**Your task**
Identify the lines that contain the word "houses" and copy each one.

**Material for this exercise**
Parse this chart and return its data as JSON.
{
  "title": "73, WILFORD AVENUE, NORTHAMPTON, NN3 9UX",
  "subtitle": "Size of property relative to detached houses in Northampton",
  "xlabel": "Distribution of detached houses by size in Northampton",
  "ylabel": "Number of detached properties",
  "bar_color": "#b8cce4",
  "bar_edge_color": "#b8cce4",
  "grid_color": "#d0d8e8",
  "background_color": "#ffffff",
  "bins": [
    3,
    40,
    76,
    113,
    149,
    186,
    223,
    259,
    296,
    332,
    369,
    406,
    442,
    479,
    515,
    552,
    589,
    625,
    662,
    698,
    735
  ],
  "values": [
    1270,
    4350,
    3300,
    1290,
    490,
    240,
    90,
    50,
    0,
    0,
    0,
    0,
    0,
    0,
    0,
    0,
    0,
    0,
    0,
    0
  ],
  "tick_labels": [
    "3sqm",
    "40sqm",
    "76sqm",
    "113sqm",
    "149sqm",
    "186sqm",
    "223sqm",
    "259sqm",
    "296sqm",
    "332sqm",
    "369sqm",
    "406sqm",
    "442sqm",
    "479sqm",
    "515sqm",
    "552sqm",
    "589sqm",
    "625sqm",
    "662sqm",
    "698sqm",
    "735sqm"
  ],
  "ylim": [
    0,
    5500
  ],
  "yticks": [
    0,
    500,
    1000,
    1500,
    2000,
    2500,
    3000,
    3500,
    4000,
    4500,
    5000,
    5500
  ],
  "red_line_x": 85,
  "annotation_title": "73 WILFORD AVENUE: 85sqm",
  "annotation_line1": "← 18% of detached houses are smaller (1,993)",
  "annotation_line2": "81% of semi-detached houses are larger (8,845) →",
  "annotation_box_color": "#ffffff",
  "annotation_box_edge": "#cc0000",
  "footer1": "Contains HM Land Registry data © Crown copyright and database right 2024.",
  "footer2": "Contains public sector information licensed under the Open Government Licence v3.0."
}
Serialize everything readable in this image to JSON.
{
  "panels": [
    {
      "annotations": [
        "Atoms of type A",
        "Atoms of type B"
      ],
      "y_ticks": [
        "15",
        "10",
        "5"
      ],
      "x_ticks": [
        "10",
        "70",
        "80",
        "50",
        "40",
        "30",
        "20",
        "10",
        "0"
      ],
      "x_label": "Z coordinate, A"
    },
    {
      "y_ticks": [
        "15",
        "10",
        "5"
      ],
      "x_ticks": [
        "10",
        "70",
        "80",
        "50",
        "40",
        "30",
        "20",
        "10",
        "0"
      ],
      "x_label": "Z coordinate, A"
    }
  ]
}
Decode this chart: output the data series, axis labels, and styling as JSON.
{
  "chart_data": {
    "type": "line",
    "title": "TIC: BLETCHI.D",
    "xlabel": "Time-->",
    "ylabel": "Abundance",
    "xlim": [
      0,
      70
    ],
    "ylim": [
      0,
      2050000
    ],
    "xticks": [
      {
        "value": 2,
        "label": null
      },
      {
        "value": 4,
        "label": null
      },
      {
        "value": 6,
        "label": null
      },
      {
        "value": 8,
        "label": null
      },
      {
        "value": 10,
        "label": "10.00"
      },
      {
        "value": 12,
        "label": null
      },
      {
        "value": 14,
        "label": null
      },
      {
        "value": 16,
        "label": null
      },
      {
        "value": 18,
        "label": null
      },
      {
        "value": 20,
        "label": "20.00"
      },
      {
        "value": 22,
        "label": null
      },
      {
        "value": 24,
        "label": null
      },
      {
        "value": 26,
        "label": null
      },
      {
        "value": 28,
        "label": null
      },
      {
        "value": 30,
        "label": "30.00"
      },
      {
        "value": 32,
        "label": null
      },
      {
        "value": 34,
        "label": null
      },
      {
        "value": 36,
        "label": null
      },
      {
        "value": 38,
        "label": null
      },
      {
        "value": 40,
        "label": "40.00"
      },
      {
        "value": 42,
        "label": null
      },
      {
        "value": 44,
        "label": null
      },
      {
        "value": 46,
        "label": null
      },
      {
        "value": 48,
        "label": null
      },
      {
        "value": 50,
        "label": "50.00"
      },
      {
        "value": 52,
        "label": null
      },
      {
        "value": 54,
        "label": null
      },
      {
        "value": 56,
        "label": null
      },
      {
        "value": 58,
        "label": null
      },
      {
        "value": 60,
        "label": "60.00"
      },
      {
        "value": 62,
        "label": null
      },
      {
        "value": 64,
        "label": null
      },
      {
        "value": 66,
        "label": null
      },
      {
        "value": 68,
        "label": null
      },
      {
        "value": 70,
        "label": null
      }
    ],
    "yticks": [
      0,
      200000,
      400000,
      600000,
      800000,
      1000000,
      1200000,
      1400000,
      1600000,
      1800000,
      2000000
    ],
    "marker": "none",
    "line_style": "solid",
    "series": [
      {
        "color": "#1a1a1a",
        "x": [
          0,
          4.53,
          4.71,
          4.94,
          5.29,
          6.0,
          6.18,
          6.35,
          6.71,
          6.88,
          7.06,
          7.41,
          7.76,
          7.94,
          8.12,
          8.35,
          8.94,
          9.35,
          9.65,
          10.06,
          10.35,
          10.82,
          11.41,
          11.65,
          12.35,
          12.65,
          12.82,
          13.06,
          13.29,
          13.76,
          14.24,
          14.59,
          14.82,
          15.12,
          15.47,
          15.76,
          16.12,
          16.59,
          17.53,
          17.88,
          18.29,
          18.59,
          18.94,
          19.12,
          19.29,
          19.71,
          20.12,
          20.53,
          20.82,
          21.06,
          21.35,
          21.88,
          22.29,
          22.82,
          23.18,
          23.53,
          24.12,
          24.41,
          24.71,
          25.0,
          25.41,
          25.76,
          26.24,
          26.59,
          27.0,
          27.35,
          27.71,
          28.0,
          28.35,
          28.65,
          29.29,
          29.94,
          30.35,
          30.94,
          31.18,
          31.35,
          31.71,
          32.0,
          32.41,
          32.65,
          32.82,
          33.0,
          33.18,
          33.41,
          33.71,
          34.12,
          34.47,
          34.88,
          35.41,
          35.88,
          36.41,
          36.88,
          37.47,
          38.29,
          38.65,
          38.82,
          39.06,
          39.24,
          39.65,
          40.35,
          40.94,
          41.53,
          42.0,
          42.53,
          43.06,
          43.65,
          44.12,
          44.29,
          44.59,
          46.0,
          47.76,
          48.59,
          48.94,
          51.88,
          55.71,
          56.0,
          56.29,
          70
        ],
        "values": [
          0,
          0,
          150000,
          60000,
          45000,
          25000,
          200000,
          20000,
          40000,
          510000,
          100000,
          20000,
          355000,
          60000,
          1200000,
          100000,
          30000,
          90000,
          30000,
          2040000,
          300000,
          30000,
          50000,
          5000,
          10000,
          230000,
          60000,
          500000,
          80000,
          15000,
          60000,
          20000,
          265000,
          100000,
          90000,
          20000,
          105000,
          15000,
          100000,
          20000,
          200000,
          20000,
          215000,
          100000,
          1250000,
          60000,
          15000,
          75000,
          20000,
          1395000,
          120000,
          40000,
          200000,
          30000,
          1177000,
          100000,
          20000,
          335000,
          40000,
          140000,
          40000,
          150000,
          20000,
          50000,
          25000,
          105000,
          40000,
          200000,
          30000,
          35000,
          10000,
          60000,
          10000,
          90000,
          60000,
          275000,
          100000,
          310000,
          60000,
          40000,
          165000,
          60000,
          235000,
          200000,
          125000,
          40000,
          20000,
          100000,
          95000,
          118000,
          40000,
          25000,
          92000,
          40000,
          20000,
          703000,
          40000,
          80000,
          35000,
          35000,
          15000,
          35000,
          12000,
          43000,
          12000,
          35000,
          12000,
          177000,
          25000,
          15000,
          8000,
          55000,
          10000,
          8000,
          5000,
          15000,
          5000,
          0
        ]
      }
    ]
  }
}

**Response to the exercise**
  "subtitle": "Size of property relative to detached houses in Northampton",
  "xlabel": "Distribution of detached houses by size in Northampton",
  "annotation_line1": "← 18% of detached houses are smaller (1,993)",
  "annotation_line2": "81% of semi-detached houses are larger (8,845) →",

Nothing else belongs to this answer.